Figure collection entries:
■ ■ ■ ■ ■

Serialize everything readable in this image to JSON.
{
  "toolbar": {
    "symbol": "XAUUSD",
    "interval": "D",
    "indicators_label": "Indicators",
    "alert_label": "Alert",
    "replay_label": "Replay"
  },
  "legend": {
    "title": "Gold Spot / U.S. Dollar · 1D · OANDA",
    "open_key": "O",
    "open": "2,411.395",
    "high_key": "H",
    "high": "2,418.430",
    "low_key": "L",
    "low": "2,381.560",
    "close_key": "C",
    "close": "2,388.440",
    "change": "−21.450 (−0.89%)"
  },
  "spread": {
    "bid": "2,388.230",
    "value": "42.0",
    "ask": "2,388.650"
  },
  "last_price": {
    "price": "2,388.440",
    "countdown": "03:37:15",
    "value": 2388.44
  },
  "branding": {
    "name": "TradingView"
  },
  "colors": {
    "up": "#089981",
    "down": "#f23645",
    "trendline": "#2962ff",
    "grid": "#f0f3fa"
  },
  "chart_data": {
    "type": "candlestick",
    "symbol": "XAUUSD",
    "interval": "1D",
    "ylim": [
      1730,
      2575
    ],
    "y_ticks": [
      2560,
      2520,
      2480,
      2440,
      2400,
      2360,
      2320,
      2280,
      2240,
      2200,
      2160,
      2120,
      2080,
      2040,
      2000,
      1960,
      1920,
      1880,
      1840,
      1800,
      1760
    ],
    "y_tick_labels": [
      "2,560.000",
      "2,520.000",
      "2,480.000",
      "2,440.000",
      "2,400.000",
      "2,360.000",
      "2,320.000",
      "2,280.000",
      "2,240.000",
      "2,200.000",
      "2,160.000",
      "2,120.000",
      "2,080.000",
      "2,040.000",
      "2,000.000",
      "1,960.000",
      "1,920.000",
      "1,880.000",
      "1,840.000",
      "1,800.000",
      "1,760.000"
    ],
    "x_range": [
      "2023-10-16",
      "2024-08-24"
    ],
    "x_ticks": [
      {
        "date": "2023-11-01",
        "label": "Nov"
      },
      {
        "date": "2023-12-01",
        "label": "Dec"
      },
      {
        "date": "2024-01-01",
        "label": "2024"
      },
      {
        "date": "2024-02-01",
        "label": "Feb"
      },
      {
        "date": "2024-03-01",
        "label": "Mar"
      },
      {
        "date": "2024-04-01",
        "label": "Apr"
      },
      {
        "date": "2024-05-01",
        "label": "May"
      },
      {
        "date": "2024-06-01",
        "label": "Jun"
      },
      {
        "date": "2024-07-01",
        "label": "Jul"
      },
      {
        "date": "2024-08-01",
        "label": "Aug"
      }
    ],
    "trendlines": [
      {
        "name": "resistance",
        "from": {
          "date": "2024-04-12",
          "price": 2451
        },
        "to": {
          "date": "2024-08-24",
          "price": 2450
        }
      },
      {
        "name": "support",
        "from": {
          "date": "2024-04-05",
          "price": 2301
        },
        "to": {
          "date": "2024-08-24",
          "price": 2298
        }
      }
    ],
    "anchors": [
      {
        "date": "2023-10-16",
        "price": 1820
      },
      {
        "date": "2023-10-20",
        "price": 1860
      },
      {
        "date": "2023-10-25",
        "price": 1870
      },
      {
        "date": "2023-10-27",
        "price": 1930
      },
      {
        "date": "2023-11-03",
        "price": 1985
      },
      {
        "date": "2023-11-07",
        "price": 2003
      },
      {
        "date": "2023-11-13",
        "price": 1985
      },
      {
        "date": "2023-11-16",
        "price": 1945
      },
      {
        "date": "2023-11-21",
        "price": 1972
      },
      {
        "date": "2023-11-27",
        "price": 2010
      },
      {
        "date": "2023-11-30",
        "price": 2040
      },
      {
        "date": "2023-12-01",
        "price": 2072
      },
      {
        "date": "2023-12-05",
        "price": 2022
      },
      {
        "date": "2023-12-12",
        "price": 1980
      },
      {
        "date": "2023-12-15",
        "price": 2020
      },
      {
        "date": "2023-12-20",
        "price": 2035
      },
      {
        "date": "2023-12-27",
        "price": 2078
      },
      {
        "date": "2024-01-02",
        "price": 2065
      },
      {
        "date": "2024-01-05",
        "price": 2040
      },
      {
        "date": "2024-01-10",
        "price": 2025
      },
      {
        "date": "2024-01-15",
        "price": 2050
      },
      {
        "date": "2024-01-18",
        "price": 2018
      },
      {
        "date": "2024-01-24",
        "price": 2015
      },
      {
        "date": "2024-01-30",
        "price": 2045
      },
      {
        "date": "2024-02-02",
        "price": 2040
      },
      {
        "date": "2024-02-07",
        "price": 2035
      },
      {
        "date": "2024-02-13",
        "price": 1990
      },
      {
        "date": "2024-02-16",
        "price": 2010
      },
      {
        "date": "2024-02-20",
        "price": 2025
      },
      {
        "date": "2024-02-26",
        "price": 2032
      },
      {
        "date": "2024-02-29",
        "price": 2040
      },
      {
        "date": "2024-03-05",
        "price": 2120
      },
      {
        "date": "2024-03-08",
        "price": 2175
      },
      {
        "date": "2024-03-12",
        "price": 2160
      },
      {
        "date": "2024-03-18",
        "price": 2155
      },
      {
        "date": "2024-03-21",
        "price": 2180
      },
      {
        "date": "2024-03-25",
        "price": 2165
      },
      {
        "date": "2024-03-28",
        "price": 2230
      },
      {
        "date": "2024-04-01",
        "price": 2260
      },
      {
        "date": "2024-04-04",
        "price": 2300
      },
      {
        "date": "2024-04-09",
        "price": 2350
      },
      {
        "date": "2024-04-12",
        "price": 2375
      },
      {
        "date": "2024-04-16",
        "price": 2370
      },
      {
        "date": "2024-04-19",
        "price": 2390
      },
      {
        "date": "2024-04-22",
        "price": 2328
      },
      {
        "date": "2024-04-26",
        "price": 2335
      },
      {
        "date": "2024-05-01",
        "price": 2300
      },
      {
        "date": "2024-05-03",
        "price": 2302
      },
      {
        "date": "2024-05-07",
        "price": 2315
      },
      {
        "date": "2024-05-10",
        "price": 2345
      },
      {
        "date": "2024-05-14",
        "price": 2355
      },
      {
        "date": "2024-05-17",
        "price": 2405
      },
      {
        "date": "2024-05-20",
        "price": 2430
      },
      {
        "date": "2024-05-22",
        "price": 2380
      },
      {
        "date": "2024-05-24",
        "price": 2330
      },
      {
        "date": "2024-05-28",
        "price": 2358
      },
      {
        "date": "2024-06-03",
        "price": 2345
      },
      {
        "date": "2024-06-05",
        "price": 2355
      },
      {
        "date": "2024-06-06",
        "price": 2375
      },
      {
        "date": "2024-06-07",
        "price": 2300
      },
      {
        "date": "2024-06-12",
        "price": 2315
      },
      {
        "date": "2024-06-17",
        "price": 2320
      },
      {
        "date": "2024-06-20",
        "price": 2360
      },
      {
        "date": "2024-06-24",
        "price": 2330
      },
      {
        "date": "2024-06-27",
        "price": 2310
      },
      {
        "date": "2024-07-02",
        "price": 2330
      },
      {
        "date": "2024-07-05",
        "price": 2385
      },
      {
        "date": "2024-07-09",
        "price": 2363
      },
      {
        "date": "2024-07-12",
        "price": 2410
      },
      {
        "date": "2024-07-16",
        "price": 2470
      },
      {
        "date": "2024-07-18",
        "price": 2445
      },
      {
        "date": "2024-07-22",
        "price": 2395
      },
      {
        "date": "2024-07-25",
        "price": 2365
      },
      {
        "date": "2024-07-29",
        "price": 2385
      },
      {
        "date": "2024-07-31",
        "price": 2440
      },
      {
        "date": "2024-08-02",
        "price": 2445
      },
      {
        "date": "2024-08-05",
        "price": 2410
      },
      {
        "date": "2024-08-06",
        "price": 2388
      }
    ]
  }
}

■ ■ ■ ■ ■

- Written exercise -
Write the listing out again, exactly as it reads.

- Response for this exercise -
Serialize everything readable in this image to JSON.
{
  "toolbar": {
    "symbol": "XAUUSD",
    "interval": "D",
    "indicators_label": "Indicators",
    "alert_label": "Alert",
    "replay_label": "Replay"
  },
  "legend": {
    "title": "Gold Spot / U.S. Dollar · 1D · OANDA",
    "open_key": "O",
    "open": "2,411.395",
    "high_key": "H",
    "high": "2,418.430",
    "low_key": "L",
    "low": "2,381.560",
    "close_key": "C",
    "close": "2,388.440",
    "change": "−21.450 (−0.89%)"
  },
  "spread": {
    "bid": "2,388.230",
    "value": "42.0",
    "ask": "2,388.650"
  },
  "last_price": {
    "price": "2,388.440",
    "countdown": "03:37:15",
    "value": 2388.44
  },
  "branding": {
    "name": "TradingView"
  },
  "colors": {
    "up": "#089981",
    "down": "#f23645",
    "trendline": "#2962ff",
    "grid": "#f0f3fa"
  },
  "chart_data": {
    "type": "candlestick",
    "symbol": "XAUUSD",
    "interval": "1D",
    "ylim": [
      1730,
      2575
    ],
    "y_ticks": [
      2560,
      2520,
      2480,
      2440,
      2400,
      2360,
      2320,
      2280,
      2240,
      2200,
      2160,
      2120,
      2080,
      2040,
      2000,
      1960,
      1920,
      1880,
      1840,
      1800,
      1760
    ],
    "y_tick_labels": [
      "2,560.000",
      "2,520.000",
      "2,480.000",
      "2,440.000",
      "2,400.000",
      "2,360.000",
      "2,320.000",
      "2,280.000",
      "2,240.000",
      "2,200.000",
      "2,160.000",
      "2,120.000",
      "2,080.000",
      "2,040.000",
      "2,000.000",
      "1,960.000",
      "1,920.000",
      "1,880.000",
      "1,840.000",
      "1,800.000",
      "1,760.000"
    ],
    "x_range": [
      "2023-10-16",
      "2024-08-24"
    ],
    "x_ticks": [
      {
        "date": "2023-11-01",
        "label": "Nov"
      },
      {
        "date": "2023-12-01",
        "label": "Dec"
      },
      {
        "date": "2024-01-01",
        "label": "2024"
      },
      {
        "date": "2024-02-01",
        "label": "Feb"
      },
      {
        "date": "2024-03-01",
        "label": "Mar"
      },
      {
        "date": "2024-04-01",
        "label": "Apr"
      },
      {
        "date": "2024-05-01",
        "label": "May"
      },
      {
        "date": "2024-06-01",
        "label": "Jun"
      },
      {
        "date": "2024-07-01",
        "label": "Jul"
      },
      {
        "date": "2024-08-01",
        "label": "Aug"
      }
    ],
    "trendlines": [
      {
        "name": "resistance",
        "from": {
          "date": "2024-04-12",
          "price": 2451
        },
        "to": {
          "date": "2024-08-24",
          "price": 2450
        }
      },
      {
        "name": "support",
        "from": {
          "date": "2024-04-05",
          "price": 2301
        },
        "to": {
          "date": "2024-08-24",
          "price": 2298
        }
      }
    ],
    "anchors": [
      {
        "date": "2023-10-16",
        "price": 1820
      },
      {
        "date": "2023-10-20",
        "price": 1860
      },
      {
        "date": "2023-10-25",
        "price": 1870
      },
      {
        "date": "2023-10-27",
        "price": 1930
      },
      {
        "date": "2023-11-03",
        "price": 1985
      },
      {
        "date": "2023-11-07",
        "price": 2003
      },
      {
        "date": "2023-11-13",
        "price": 1985
      },
      {
        "date": "2023-11-16",
        "price": 1945
      },
      {
        "date": "2023-11-21",
        "price": 1972
      },
      {
        "date": "2023-11-27",
        "price": 2010
      },
      {
        "date": "2023-11-30",
        "price": 2040
      },
      {
        "date": "2023-12-01",
        "price": 2072
      },
      {
        "date": "2023-12-05",
        "price": 2022
      },
      {
        "date": "2023-12-12",
        "price": 1980
      },
      {
        "date": "2023-12-15",
        "price": 2020
      },
      {
        "date": "2023-12-20",
        "price": 2035
      },
      {
        "date": "2023-12-27",
        "price": 2078
      },
      {
        "date": "2024-01-02",
        "price": 2065
      },
      {
        "date": "2024-01-05",
        "price": 2040
      },
      {
        "date": "2024-01-10",
        "price": 2025
      },
      {
        "date": "2024-01-15",
        "price": 2050
      },
      {
        "date": "2024-01-18",
        "price": 2018
      },
      {
        "date": "2024-01-24",
        "price": 2015
      },
      {
        "date": "2024-01-30",
        "price": 2045
      },
      {
        "date": "2024-02-02",
        "price": 2040
      },
      {
        "date": "2024-02-07",
        "price": 2035
      },
      {
        "date": "2024-02-13",
        "price": 1990
      },
      {
        "date": "2024-02-16",
        "price": 2010
      },
      {
        "date": "2024-02-20",
        "price": 2025
      },
      {
        "date": "2024-02-26",
        "price": 2032
      },
      {
        "date": "2024-02-29",
        "price": 2040
      },
      {
        "date": "2024-03-05",
        "price": 2120
      },
      {
        "date": "2024-03-08",
        "price": 2175
      },
      {
        "date": "2024-03-12",
        "price": 2160
      },
      {
        "date": "2024-03-18",
        "price": 2155
      },
      {
        "date": "2024-03-21",
        "price": 2180
      },
      {
        "date": "2024-03-25",
        "price": 2165
      },
      {
        "date": "2024-03-28",
        "price": 2230
      },
      {
        "date": "2024-04-01",
        "price": 2260
      },
      {
        "date": "2024-04-04",
        "price": 2300
      },
      {
        "date": "2024-04-09",
        "price": 2350
      },
      {
        "date": "2024-04-12",
        "price": 2375
      },
      {
        "date": "2024-04-16",
        "price": 2370
      },
      {
        "date": "2024-04-19",
        "price": 2390
      },
      {
        "date": "2024-04-22",
        "price": 2328
      },
      {
        "date": "2024-04-26",
        "price": 2335
      },
      {
        "date": "2024-05-01",
        "price": 2300
      },
      {
        "date": "2024-05-03",
        "price": 2302
      },
      {
        "date": "2024-05-07",
        "price": 2315
      },
      {
        "date": "2024-05-10",
        "price": 2345
      },
      {
        "date": "2024-05-14",
        "price": 2355
      },
      {
        "date": "2024-05-17",
        "price": 2405
      },
      {
        "date": "2024-05-20",
        "price": 2430
      },
      {
        "date": "2024-05-22",
        "price": 2380
      },
      {
        "date": "2024-05-24",
        "price": 2330
      },
      {
        "date": "2024-05-28",
        "price": 2358
      },
      {
        "date": "2024-06-03",
        "price": 2345
      },
      {
        "date": "2024-06-05",
        "price": 2355
      },
      {
        "date": "2024-06-06",
        "price": 2375
      },
      {
        "date": "2024-06-07",
        "price": 2300
      },
      {
        "date": "2024-06-12",
        "price": 2315
      },
      {
        "date": "2024-06-17",
        "price": 2320
      },
      {
        "date": "2024-06-20",
        "price": 2360
      },
      {
        "date": "2024-06-24",
        "price": 2330
      },
      {
        "date": "2024-06-27",
        "price": 2310
      },
      {
        "date": "2024-07-02",
        "price": 2330
      },
      {
        "date": "2024-07-05",
        "price": 2385
      },
      {
        "date": "2024-07-09",
        "price": 2363
      },
      {
        "date": "2024-07-12",
        "price": 2410
      },
      {
        "date": "2024-07-16",
        "price": 2470
      },
      {
        "date": "2024-07-18",
        "price": 2445
      },
      {
        "date": "2024-07-22",
        "price": 2395
      },
      {
        "date": "2024-07-25",
        "price": 2365
      },
      {
        "date": "2024-07-29",
        "price": 2385
      },
      {
        "date": "2024-07-31",
        "price": 2440
      },
      {
        "date": "2024-08-02",
        "price": 2445
      },
      {
        "date": "2024-08-05",
        "price": 2410
      },
      {
        "date": "2024-08-06",
        "price": 2388
      }
    ]
  }
}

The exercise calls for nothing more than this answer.